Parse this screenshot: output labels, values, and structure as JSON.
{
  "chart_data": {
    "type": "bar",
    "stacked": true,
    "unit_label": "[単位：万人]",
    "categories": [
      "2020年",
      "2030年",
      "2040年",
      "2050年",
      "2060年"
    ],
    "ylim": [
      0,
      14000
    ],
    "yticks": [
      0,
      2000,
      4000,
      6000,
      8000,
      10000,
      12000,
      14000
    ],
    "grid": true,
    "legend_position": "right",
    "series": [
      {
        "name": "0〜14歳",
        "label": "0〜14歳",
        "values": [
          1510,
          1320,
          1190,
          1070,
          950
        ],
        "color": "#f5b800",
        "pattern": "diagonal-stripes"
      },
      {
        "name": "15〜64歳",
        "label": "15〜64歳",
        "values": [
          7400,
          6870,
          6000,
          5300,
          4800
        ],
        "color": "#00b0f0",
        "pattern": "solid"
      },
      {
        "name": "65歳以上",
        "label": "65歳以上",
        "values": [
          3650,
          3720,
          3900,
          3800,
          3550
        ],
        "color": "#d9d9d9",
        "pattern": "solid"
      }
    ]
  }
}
☆ ☆ ☆ ☆ ☆
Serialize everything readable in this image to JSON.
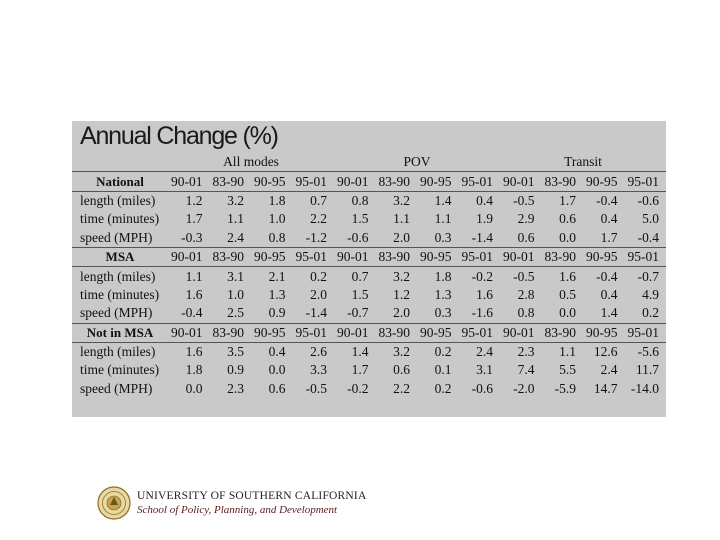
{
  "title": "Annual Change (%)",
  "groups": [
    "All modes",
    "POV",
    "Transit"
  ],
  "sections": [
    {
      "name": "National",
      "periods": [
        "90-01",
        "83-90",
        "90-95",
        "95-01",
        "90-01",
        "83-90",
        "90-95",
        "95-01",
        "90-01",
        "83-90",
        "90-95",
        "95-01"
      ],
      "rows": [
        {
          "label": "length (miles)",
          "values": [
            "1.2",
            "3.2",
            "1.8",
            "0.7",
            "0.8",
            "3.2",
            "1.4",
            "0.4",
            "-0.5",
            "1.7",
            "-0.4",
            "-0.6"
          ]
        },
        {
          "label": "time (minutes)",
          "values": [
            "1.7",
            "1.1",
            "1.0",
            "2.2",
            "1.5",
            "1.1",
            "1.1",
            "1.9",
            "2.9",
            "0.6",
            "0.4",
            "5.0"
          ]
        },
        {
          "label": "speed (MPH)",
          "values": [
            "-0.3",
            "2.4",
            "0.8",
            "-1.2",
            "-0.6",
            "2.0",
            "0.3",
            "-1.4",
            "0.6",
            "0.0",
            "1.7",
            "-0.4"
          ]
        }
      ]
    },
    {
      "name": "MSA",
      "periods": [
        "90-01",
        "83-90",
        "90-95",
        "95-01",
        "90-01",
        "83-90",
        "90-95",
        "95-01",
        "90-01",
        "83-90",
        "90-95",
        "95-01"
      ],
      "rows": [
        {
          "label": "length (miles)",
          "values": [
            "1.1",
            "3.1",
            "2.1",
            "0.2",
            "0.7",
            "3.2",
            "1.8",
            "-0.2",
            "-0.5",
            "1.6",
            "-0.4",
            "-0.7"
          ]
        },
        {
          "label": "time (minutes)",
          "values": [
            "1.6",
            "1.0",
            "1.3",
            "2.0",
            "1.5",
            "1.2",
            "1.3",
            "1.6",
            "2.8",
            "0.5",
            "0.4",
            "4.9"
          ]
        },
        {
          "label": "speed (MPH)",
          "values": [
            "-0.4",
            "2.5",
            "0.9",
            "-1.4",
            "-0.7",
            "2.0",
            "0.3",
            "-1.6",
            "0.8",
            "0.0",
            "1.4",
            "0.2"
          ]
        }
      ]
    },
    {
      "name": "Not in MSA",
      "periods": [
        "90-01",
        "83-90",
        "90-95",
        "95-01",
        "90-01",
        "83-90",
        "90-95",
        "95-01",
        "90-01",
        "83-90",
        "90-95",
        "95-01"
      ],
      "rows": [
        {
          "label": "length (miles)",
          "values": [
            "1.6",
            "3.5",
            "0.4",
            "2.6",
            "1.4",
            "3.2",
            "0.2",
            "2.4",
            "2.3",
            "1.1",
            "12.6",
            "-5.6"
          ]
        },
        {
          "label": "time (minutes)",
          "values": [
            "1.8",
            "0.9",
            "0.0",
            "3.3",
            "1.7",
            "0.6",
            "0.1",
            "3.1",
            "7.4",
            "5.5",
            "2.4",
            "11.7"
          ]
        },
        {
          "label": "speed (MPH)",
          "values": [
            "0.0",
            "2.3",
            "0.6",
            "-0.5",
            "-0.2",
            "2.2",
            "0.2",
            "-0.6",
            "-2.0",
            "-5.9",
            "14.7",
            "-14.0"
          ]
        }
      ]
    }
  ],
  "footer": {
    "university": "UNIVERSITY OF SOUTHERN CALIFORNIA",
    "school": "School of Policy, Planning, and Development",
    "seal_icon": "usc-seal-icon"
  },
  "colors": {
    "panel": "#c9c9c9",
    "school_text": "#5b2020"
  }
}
☆ ☆ ☆ ☆ ☆
> _What the task asks_
Find the lines with the string "name" and reproduce them.

> _Output for this exercise_
        "name": "0〜14歳",
        "name": "15〜64歳",
        "name": "65歳以上",
      "name": "National",
      "name": "MSA",
      "name": "Not in MSA",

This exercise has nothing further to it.